**EXERCISE DIRECTIONS**
Comb through the entries for "Operations" and pull out each line that holds it.

**DATA IN THIS EXERCISE**
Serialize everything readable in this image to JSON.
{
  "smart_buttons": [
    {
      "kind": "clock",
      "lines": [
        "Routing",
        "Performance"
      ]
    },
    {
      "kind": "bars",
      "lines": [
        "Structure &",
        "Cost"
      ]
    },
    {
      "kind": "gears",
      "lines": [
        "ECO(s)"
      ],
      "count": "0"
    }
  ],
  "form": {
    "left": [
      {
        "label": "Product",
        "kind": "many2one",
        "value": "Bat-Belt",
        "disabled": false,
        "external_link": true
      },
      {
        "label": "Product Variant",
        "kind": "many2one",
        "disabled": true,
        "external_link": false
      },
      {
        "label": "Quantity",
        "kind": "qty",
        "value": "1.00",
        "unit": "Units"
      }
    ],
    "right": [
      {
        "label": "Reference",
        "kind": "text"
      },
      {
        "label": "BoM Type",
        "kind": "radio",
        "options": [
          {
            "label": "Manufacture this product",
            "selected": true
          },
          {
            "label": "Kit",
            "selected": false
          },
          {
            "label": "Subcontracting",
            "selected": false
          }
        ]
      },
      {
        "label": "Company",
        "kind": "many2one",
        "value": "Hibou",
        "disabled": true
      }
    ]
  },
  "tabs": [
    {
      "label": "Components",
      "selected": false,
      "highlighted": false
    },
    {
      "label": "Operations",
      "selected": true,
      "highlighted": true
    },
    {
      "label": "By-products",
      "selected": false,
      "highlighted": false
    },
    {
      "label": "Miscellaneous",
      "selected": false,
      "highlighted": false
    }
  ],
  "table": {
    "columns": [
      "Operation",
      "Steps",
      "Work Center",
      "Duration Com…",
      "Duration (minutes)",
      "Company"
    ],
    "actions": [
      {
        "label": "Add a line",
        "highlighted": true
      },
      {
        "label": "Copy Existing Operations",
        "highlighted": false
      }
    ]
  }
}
---
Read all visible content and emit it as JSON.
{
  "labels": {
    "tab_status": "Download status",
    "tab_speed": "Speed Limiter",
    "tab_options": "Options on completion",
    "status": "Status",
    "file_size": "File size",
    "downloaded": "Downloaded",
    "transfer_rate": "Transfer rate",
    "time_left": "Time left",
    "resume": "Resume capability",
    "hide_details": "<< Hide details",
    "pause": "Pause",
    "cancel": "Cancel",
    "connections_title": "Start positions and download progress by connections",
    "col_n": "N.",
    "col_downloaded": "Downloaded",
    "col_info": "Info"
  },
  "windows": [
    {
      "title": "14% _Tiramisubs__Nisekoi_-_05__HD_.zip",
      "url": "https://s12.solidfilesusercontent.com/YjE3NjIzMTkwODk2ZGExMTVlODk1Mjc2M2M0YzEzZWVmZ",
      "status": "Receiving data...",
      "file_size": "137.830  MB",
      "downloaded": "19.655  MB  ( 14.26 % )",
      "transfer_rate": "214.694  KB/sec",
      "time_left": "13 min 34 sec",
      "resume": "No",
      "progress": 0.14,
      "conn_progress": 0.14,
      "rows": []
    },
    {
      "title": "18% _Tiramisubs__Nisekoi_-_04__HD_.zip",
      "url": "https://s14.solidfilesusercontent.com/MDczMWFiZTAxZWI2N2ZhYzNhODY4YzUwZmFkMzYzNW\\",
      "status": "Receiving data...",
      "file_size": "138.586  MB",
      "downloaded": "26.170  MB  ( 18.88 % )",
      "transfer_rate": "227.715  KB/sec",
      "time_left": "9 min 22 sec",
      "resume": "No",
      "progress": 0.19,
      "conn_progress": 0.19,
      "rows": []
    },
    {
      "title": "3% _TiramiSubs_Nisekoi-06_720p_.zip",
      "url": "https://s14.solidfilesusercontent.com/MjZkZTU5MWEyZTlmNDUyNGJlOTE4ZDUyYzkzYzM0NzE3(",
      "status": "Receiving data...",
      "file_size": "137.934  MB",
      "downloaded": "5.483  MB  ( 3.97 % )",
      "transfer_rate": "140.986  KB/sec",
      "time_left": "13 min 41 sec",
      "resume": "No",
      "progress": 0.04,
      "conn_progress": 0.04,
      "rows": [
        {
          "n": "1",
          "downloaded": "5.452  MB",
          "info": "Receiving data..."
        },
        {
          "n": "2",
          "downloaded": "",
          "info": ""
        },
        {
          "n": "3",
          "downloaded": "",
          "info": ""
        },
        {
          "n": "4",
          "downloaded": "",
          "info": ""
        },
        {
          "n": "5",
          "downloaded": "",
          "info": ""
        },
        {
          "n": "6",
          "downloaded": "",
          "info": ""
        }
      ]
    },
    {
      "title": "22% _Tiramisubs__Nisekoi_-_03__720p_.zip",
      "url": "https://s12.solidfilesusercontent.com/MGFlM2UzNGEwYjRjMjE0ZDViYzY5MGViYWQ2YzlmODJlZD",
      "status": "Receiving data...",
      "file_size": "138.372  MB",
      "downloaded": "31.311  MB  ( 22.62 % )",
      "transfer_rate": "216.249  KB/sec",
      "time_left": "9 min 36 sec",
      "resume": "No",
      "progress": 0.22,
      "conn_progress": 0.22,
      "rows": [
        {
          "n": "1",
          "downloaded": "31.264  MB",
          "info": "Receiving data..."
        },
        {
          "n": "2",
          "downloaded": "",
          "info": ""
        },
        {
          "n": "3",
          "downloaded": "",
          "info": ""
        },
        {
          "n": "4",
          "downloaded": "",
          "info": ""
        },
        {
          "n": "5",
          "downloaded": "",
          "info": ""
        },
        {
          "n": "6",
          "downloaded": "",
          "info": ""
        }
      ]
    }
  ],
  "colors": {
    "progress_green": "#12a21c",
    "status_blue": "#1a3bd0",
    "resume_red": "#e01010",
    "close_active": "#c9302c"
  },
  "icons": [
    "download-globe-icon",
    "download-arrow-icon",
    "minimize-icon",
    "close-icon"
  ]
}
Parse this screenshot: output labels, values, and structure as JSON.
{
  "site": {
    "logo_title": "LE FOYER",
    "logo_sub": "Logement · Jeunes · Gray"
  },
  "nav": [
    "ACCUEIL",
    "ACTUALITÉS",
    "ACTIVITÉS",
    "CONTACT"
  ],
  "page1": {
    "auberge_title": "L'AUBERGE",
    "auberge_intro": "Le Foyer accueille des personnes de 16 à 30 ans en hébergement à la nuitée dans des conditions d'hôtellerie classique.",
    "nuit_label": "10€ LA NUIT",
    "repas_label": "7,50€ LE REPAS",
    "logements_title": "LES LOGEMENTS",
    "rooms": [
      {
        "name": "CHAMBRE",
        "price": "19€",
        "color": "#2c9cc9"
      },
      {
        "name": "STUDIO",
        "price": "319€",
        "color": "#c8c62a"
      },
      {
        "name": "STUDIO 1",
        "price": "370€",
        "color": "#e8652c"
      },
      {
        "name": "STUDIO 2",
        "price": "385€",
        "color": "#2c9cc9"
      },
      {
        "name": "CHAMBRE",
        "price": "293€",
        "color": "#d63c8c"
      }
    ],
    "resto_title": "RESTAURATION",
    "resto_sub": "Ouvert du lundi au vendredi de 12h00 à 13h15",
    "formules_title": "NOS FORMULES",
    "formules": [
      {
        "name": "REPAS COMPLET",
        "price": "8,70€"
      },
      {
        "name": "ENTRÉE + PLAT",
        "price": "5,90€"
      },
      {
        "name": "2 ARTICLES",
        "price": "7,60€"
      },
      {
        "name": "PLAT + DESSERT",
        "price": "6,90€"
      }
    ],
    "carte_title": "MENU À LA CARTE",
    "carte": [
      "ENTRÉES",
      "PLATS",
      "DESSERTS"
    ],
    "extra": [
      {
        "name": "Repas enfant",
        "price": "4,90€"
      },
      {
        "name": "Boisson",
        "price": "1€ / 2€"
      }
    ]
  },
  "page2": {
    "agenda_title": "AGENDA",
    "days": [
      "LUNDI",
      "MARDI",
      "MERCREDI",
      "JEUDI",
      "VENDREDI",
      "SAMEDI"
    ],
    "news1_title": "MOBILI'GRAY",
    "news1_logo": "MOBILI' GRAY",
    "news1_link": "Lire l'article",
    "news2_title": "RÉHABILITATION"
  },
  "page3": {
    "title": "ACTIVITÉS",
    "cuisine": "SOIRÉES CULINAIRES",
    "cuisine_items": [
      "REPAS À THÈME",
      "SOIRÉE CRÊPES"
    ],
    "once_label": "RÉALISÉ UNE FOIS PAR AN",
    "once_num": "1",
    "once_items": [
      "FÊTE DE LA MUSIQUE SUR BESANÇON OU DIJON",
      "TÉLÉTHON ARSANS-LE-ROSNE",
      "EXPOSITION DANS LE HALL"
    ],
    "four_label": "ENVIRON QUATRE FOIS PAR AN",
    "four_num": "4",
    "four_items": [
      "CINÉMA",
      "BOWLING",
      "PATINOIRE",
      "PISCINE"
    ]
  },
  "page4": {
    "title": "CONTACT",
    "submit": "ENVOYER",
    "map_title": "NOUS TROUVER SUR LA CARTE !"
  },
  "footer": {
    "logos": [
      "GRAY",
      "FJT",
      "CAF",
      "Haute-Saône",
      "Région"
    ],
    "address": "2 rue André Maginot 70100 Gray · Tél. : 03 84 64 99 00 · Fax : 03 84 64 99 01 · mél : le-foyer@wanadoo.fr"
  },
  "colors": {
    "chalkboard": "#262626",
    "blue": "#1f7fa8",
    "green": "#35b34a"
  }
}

**SOLUTION FOR THIS EXERCISE**
      "label": "Operations",
        "label": "Copy Existing Operations",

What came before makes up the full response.